> Directions: Extract every line from the records below that contains the word "реки".

> Raw records:
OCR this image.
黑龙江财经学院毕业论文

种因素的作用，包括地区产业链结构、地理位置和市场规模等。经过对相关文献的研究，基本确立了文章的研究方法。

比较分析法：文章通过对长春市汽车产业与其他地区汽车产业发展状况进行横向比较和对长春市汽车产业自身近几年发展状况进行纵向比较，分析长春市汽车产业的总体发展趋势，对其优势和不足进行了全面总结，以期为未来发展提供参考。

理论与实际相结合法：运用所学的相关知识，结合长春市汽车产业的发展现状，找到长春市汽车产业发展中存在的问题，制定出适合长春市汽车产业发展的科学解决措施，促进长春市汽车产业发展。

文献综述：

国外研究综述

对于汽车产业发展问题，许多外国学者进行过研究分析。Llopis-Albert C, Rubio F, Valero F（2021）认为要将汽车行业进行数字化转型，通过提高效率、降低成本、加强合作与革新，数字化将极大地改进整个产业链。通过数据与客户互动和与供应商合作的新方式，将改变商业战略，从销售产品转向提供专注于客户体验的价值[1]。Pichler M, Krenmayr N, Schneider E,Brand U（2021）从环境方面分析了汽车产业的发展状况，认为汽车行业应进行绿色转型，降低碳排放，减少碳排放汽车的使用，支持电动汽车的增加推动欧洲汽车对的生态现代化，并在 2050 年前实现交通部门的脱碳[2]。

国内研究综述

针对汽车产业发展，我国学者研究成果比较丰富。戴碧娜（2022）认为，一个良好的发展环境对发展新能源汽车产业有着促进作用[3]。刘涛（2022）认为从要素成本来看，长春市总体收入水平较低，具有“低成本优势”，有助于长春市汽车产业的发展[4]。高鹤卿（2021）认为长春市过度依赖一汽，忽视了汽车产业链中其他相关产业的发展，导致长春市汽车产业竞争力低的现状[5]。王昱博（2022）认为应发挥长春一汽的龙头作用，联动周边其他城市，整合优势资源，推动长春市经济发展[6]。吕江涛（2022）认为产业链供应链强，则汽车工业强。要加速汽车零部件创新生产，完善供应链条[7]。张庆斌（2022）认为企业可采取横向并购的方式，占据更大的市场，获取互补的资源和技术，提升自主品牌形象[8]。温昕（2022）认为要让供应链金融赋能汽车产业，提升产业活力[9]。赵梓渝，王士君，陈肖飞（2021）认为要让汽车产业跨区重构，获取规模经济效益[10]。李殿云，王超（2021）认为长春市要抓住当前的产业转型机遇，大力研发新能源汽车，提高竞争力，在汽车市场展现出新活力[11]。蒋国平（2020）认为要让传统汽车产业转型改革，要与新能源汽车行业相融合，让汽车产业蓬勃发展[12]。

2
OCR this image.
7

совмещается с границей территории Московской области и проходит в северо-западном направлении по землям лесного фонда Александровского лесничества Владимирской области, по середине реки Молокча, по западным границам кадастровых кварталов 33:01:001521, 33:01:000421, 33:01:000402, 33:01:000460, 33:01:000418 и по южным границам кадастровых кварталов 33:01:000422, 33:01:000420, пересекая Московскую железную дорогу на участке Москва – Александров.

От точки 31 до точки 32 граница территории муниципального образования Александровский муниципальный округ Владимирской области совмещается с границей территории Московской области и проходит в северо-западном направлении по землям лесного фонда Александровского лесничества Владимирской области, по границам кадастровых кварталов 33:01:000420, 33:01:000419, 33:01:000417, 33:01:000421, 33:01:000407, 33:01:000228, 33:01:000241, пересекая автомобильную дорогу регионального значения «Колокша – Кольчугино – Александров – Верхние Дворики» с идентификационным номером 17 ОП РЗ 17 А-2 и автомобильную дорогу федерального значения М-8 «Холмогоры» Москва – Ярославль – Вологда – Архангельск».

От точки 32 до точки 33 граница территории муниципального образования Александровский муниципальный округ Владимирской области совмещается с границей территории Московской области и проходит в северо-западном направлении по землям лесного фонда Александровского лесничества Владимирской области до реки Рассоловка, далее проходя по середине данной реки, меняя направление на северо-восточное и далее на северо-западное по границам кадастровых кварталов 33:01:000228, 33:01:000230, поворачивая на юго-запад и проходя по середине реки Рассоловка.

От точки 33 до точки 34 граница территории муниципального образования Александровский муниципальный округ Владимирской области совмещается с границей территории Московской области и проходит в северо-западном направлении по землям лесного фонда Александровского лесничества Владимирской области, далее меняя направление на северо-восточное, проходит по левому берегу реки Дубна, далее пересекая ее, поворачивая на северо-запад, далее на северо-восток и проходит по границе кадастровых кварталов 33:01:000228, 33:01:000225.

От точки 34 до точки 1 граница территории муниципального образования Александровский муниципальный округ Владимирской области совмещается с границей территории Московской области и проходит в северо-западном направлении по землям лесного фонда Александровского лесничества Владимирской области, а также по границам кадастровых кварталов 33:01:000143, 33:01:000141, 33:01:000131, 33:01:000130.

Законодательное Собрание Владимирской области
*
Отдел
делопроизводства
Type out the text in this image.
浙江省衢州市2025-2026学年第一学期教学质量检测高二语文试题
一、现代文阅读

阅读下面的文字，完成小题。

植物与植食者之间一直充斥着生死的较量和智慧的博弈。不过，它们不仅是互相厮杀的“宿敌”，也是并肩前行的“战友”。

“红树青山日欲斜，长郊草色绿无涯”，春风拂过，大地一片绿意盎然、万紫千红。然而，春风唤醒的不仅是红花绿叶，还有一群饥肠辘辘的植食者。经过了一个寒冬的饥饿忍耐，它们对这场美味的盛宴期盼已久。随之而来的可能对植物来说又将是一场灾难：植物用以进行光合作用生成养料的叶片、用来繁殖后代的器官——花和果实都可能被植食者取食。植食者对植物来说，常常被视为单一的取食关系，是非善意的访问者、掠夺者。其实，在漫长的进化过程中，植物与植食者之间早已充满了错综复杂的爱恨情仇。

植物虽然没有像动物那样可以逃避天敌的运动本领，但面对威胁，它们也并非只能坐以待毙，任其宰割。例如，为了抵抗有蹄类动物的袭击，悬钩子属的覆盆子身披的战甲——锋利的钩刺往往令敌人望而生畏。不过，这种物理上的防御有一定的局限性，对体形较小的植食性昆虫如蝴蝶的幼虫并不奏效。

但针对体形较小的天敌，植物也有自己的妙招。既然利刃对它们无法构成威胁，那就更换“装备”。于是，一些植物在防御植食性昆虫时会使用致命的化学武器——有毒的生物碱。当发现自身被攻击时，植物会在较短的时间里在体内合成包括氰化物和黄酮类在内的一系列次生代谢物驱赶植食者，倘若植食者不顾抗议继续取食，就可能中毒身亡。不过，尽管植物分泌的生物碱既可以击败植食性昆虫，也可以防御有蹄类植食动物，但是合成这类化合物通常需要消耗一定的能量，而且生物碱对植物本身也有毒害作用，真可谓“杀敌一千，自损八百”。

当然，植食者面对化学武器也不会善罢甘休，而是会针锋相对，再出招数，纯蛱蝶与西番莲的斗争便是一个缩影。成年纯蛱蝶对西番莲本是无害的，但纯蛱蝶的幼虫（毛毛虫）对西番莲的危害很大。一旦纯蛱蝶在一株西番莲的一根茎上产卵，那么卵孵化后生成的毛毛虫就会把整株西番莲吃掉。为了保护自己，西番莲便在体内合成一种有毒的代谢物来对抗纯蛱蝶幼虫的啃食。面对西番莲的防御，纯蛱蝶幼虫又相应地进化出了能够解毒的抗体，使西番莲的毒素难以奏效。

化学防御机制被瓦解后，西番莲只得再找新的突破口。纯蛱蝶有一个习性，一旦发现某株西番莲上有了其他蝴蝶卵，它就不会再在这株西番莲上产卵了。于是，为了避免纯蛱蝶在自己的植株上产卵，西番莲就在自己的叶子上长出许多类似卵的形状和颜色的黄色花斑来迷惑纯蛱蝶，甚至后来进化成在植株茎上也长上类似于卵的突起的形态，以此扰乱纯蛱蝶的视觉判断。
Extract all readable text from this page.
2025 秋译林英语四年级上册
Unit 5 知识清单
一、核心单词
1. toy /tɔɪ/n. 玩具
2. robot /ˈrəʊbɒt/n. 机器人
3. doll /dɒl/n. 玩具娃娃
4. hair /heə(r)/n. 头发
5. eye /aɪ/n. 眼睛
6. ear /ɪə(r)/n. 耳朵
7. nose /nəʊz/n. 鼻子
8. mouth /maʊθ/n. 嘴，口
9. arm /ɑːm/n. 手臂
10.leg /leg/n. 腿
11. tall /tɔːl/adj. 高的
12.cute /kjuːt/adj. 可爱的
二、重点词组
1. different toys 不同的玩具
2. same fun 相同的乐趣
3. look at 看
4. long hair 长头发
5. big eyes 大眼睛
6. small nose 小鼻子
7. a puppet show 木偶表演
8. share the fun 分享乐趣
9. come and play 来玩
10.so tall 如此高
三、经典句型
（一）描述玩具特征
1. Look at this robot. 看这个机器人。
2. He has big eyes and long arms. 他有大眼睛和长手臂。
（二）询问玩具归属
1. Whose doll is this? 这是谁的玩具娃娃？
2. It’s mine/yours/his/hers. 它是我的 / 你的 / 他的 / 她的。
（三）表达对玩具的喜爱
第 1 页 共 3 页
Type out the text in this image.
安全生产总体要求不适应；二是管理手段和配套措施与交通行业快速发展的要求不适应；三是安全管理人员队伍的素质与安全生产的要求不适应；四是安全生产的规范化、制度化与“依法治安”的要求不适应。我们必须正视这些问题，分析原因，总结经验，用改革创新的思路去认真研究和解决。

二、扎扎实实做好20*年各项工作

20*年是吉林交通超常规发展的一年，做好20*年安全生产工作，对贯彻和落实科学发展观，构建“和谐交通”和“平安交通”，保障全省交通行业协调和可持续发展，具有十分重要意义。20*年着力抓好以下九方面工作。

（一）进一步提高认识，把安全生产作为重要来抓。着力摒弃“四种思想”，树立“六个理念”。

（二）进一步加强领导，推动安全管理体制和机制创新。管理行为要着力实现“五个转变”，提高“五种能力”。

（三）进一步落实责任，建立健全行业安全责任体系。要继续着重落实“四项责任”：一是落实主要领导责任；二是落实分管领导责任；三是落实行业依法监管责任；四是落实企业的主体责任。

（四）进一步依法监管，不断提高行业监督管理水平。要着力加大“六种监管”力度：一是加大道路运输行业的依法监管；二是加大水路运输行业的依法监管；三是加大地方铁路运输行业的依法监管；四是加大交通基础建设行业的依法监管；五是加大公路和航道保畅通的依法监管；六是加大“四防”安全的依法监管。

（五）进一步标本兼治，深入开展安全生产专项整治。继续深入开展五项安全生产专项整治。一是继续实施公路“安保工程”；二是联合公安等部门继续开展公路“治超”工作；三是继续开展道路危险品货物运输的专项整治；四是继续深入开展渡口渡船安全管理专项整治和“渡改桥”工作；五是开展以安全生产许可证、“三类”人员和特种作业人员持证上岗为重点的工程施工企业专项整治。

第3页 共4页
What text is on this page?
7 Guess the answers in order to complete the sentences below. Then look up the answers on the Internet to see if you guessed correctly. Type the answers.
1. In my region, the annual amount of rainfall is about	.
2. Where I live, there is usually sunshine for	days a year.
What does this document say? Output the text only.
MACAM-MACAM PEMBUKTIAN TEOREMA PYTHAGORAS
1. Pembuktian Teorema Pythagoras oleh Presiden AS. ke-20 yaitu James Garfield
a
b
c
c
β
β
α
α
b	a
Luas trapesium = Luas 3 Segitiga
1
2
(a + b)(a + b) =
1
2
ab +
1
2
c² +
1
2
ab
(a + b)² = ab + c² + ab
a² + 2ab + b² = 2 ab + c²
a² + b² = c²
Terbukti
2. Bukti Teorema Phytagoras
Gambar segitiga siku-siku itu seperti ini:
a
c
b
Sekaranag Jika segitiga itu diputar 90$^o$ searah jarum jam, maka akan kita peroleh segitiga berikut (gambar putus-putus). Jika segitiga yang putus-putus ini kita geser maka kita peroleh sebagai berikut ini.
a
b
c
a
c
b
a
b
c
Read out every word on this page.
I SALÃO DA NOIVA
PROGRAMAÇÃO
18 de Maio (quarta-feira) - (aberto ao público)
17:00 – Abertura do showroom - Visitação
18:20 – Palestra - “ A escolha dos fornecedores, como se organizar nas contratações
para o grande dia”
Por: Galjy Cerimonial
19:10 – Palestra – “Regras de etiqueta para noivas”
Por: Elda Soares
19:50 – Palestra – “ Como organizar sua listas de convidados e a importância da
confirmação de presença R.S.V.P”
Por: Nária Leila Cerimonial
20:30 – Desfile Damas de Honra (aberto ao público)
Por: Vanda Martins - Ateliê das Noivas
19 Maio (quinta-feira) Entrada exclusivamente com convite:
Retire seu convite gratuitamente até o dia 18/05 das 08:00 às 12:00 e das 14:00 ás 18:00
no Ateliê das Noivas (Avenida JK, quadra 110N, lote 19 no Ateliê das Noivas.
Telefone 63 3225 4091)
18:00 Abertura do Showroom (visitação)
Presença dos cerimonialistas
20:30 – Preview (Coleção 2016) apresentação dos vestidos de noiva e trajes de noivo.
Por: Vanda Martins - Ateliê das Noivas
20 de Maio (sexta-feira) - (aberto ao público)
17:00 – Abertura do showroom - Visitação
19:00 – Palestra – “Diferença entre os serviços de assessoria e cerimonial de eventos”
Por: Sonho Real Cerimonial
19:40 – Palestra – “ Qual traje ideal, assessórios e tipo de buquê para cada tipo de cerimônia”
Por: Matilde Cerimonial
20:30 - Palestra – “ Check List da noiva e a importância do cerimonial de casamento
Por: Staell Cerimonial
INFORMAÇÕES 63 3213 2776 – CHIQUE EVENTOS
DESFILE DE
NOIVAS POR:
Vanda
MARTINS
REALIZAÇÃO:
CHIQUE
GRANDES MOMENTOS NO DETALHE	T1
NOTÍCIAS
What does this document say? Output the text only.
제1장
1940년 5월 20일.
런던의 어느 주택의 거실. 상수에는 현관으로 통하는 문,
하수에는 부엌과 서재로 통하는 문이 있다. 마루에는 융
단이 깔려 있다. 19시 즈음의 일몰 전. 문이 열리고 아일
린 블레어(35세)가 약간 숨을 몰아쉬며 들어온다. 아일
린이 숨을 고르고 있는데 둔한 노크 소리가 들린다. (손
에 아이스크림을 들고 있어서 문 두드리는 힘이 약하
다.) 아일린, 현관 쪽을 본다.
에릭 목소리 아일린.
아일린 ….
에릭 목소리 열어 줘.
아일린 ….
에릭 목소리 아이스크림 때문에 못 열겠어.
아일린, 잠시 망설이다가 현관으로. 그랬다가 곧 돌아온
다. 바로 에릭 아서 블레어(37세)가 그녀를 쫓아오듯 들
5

> Answer for this exercise:
совмещается с границей территории Московской области и проходит в северо-западном направлении по землям лесного фонда Александровского лесничества Владимирской области, по середине реки Молокча, по западным границам кадастровых кварталов 33:01:001521, 33:01:000421, 33:01:000402, 33:01:000460, 33:01:000418 и по южным границам кадастровых кварталов 33:01:000422, 33:01:000420, пересекая Московскую железную дорогу на участке Москва – Александров.
От точки 32 до точки 33 граница территории муниципального образования Александровский муниципальный округ Владимирской области совмещается с границей территории Московской области и проходит в северо-западном направлении по землям лесного фонда Александровского лесничества Владимирской области до реки Рассоловка, далее проходя по середине данной реки, меняя направление на северо-восточное и далее на северо-западное по границам кадастровых кварталов 33:01:000228, 33:01:000230, поворачивая на юго-запад и проходя по середине реки Рассоловка.
От точки 33 до точки 34 граница территории муниципального образования Александровский муниципальный округ Владимирской области совмещается с границей территории Московской области и проходит в северо-западном направлении по землям лесного фонда Александровского лесничества Владимирской области, далее меняя направление на северо-восточное, проходит по левому берегу реки Дубна, далее пересекая ее, поворачивая на северо-запад, далее на северо-восток и проходит по границе кадастровых кварталов 33:01:000228, 33:01:000225.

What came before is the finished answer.